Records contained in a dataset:
○ ○ ○ ○ ○

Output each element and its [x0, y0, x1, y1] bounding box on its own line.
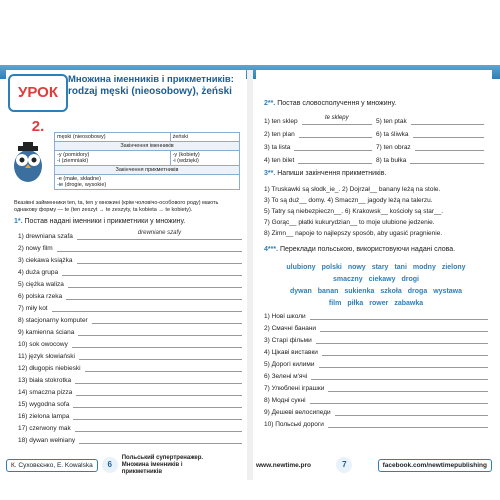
grid-row [264, 138, 488, 151]
item-prompt: 5) ciężka waliza [18, 281, 64, 288]
page-number-right: 7 [336, 457, 352, 473]
item-prompt: 3) ta lista [264, 144, 291, 151]
answer-line[interactable] [75, 422, 242, 432]
answer-line[interactable] [68, 278, 242, 288]
list-item [264, 392, 488, 404]
item-prompt: 9) Дешеві велосипеди [264, 409, 331, 416]
grid-cell [376, 154, 488, 164]
item-prompt: 3) ciekawa książka [18, 257, 73, 264]
task2-number: 2**. [264, 100, 276, 107]
item-prompt: 1) ten sklep [264, 118, 298, 125]
answer-line[interactable] [79, 434, 242, 444]
word-bank-word: banan [317, 288, 339, 295]
table-cell: -y (pomidory) -i (ziemniaki) [55, 151, 171, 166]
item-prompt: 12) długopis niebieski [18, 365, 81, 372]
grid-cell [264, 141, 376, 151]
right-page [256, 70, 492, 475]
item-prompt: 15) wygodna sofa [18, 401, 70, 408]
list-item [18, 420, 242, 432]
grid-cell [376, 128, 488, 138]
answer-line[interactable] [328, 418, 488, 428]
answer-line[interactable] [75, 374, 242, 384]
book-title: Польський супертренажер. Множина іменників і прикметників [121, 454, 204, 475]
answer-line[interactable] [73, 398, 242, 408]
item-prompt: 14) smaczna pizza [18, 389, 73, 396]
word-bank-word: dywan [289, 288, 312, 295]
word-bank-word: piłka [347, 300, 364, 307]
task4-text: Переклади польською, використовуючи надані слова. [279, 246, 456, 253]
task1-heading [14, 218, 185, 225]
word-bank-word: szkoła [380, 288, 402, 295]
task1-list [18, 228, 242, 444]
item-prompt: 4) duża grupa [18, 269, 59, 276]
answer-line[interactable] [57, 242, 242, 252]
table-col-fem: żeński [170, 133, 239, 142]
item-prompt: 13) biała stokrotka [18, 377, 72, 384]
sentence: 3) To są duż__ domy. 4) Smaczn__ jagody leżą na talerzu. [264, 197, 433, 204]
list-item [264, 320, 488, 332]
item-prompt: 8) Модні сукні [264, 397, 306, 404]
item-prompt: 8) ta bułka [376, 157, 407, 164]
task3-text: Напиши закінчення прикметників. [277, 170, 387, 177]
grid-cell [264, 115, 376, 125]
task2-heading [264, 100, 396, 107]
word-bank-word: sukienka [344, 288, 375, 295]
item-prompt: 6) polska rzeka [18, 293, 63, 300]
right-footer [256, 455, 492, 475]
lesson-title [68, 74, 246, 98]
site-link[interactable]: www.newtime.pro [256, 461, 312, 469]
book-spine [247, 70, 253, 480]
grid-row [264, 125, 488, 138]
list-item [264, 368, 488, 380]
word-bank-word: stary [371, 264, 389, 271]
sentence: 8) Zimn__ napoje to najlepszy sposób, aby ugasić pragnienie. [264, 230, 443, 237]
grid-cell [376, 115, 488, 125]
answer-line[interactable] [310, 394, 488, 404]
answer-line[interactable] [335, 406, 488, 416]
answer-line[interactable] [78, 326, 242, 336]
item-prompt: 8) stacjonarny komputer [18, 317, 88, 324]
answer-line[interactable] [77, 254, 242, 264]
item-prompt: 1) drewniana szafa [18, 233, 73, 240]
word-bank-word: smaczny [333, 276, 363, 283]
word-bank-word: modny [412, 264, 436, 271]
item-prompt: 11) język słowiański [18, 353, 75, 360]
item-prompt: 2) Смачні банани [264, 325, 317, 332]
grammar-note: Вказівні займенники ten, ta, ten у множині (крім чоловічо-особового роду) мають однакову форму — te (ten zeszyt → te zeszyty, ta kobieta → te kobiety). [14, 200, 219, 213]
left-footer [6, 455, 246, 475]
task4-number: 4***. [264, 246, 279, 253]
task3-heading [264, 170, 386, 177]
table-col-masc: męski (nieosobowy) [55, 133, 171, 142]
list-item [18, 408, 242, 420]
list-item [18, 300, 242, 312]
item-prompt: 17) czerwony mak [18, 425, 71, 432]
item-prompt: 5) ten ptak [376, 118, 407, 125]
answer-line[interactable] [411, 115, 484, 125]
list-item [18, 360, 242, 372]
answer-line[interactable] [322, 346, 488, 356]
facebook-link[interactable]: facebook.com/newtimepublishing [378, 459, 492, 472]
list-item [264, 332, 488, 344]
list-item [18, 384, 242, 396]
word-bank-word: film [328, 300, 342, 307]
item-prompt: 5) Дорогі килими [264, 361, 315, 368]
word-bank-word: ulubiony [286, 264, 316, 271]
item-prompt: 10) sok owocowy [18, 341, 68, 348]
item-prompt: 6) ta śliwka [376, 131, 409, 138]
owl-mascot-icon [8, 140, 48, 184]
item-prompt: 3) Старі фільми [264, 337, 312, 344]
item-prompt: 4) Цікаві виставки [264, 349, 318, 356]
list-item [264, 356, 488, 368]
grammar-table [54, 132, 240, 190]
table-adj-header: Закінчення прикметників [55, 166, 240, 175]
authors-label: К. Суховєєнко, Е. Kowalska [6, 459, 98, 472]
task2-text: Постав словосполучення у множину. [277, 100, 397, 107]
task2-grid [264, 112, 488, 164]
sentence: 5) Tatry są niebezpieczn__. 6) Krakowsk__ kościoły są star__. [264, 208, 444, 215]
word-bank-word: drogi [401, 276, 419, 283]
task4-list [264, 308, 488, 428]
list-item [18, 324, 242, 336]
item-prompt: 7) Улюблені іграшки [264, 385, 325, 392]
answer-line[interactable] [52, 302, 242, 312]
word-bank-line [264, 274, 488, 286]
answer-line[interactable] [415, 141, 484, 151]
list-item [18, 252, 242, 264]
answer-line[interactable] [62, 266, 242, 276]
list-item [18, 276, 242, 288]
item-prompt: 16) zielona lampa [18, 413, 70, 420]
word-bank-word: tani [394, 264, 407, 271]
list-item [18, 348, 242, 360]
list-item [18, 228, 242, 240]
task1-text: Постав надані іменники і прикметники у множину. [24, 218, 186, 225]
word-bank-word: zielony [441, 264, 466, 271]
grid-cell [376, 141, 488, 151]
item-prompt: 4) ten bilet [264, 157, 295, 164]
answer-line[interactable] [316, 334, 488, 344]
list-item [18, 312, 242, 324]
answer-line[interactable] [328, 382, 488, 392]
item-prompt: 7) miły kot [18, 305, 48, 312]
answer-line[interactable] [294, 141, 372, 151]
word-bank-line [264, 262, 488, 274]
sentence: 1) Truskawki są słodk_ie_. 2) Dojrzał__ banany leżą na stole. [264, 186, 441, 193]
word-bank [264, 262, 488, 310]
item-prompt: 9) kamienna ściana [18, 329, 75, 336]
table-nouns-header: Закінчення іменників [55, 142, 240, 151]
grid-row [264, 151, 488, 164]
word-bank-word: polski [321, 264, 342, 271]
lesson-number: УРОК 2. [8, 74, 68, 112]
task1-number: 1*. [14, 218, 23, 225]
answer-line[interactable] [76, 386, 242, 396]
list-item [18, 432, 242, 444]
answer-line[interactable] [299, 128, 372, 138]
list-item [264, 416, 488, 428]
item-prompt: 6) Зелені м'ячі [264, 373, 308, 380]
item-prompt: 2) ten plan [264, 131, 295, 138]
list-item [264, 404, 488, 416]
answer-line[interactable] [319, 358, 488, 368]
word-bank-word: droga [407, 288, 428, 295]
answer-line[interactable] [66, 290, 242, 300]
table-cell: -e (małe, składne) -ie (drogie, wysokie) [55, 175, 240, 190]
list-item [18, 336, 242, 348]
answer-line[interactable] [72, 338, 242, 348]
list-item [264, 344, 488, 356]
answer-line[interactable] [410, 154, 484, 164]
list-item [18, 240, 242, 252]
page-number-left: 6 [102, 457, 118, 473]
answer-line[interactable] [298, 154, 372, 164]
left-page [6, 70, 246, 475]
grid-cell [264, 154, 376, 164]
answer-line[interactable] [310, 310, 488, 320]
answer-line[interactable] [73, 410, 242, 420]
item-prompt: 1) Нові школи [264, 313, 306, 320]
list-item [264, 380, 488, 392]
task3-sentences [264, 186, 492, 241]
grid-row [264, 112, 488, 125]
list-item [264, 308, 488, 320]
lesson-title-line1: Множина іменників і прикметників: [68, 74, 234, 85]
word-bank-word: rower [369, 300, 389, 307]
item-prompt: 18) dywan wełniany [18, 437, 76, 444]
word-bank-word: nowy [347, 264, 366, 271]
answer-line[interactable] [311, 370, 488, 380]
answer-line[interactable]: drewniane szafy [77, 230, 242, 240]
answer-line[interactable] [413, 128, 484, 138]
item-prompt: 7) ten obraz [376, 144, 411, 151]
answer-line[interactable] [320, 322, 488, 332]
item-prompt: 2) nowy film [18, 245, 53, 252]
word-bank-word: zabawka [394, 300, 424, 307]
answer-line[interactable] [85, 362, 242, 372]
sentence: 7) Gorąc__ płatki kukurydzian__ to moje ulubione jedzenie. [264, 219, 435, 226]
answer-line[interactable] [92, 314, 242, 324]
item-prompt: 10) Польські дороги [264, 421, 324, 428]
task3-number: 3**. [264, 170, 276, 177]
list-item [18, 264, 242, 276]
list-item [18, 396, 242, 408]
lesson-header [6, 70, 246, 135]
answer-line[interactable]: te sklepy [302, 115, 372, 125]
lesson-title-line2: rodzaj męski (nieosobowy), żeński [68, 86, 232, 97]
grid-cell [264, 128, 376, 138]
word-bank-word: wystawa [433, 288, 463, 295]
table-cell: -y (kobiety) -i (wdzięki) [170, 151, 239, 166]
list-item [18, 372, 242, 384]
task4-heading [264, 246, 455, 253]
answer-line[interactable] [79, 350, 242, 360]
list-item [18, 288, 242, 300]
word-bank-line [264, 286, 488, 298]
word-bank-word: ciekawy [368, 276, 396, 283]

○ ○ ○ ○ ○

SHORT TASK – Edit the stretch of rows from the line containing "grid-row [264, 138, 488, 151]" through the line containing "item-prompt: 3) ciekawa", replacing "item-prompt" with "item-label" and leaving everything else unchanged.

WRITTEN SOLUTION –
grid-row [264, 138, 488, 151]
item-label: 5) ciężka waliza [18, 281, 64, 288]
page-number-right: 7 [336, 457, 352, 473]
item-label: 3) ta lista [264, 144, 291, 151]
answer-line[interactable] [75, 422, 242, 432]
answer-line[interactable] [68, 278, 242, 288]
list-item [264, 392, 488, 404]
item-label: 9) Дешеві велосипеди [264, 409, 331, 416]
grid-cell [376, 154, 488, 164]
item-label: 3) ciekawa książka [18, 257, 73, 264]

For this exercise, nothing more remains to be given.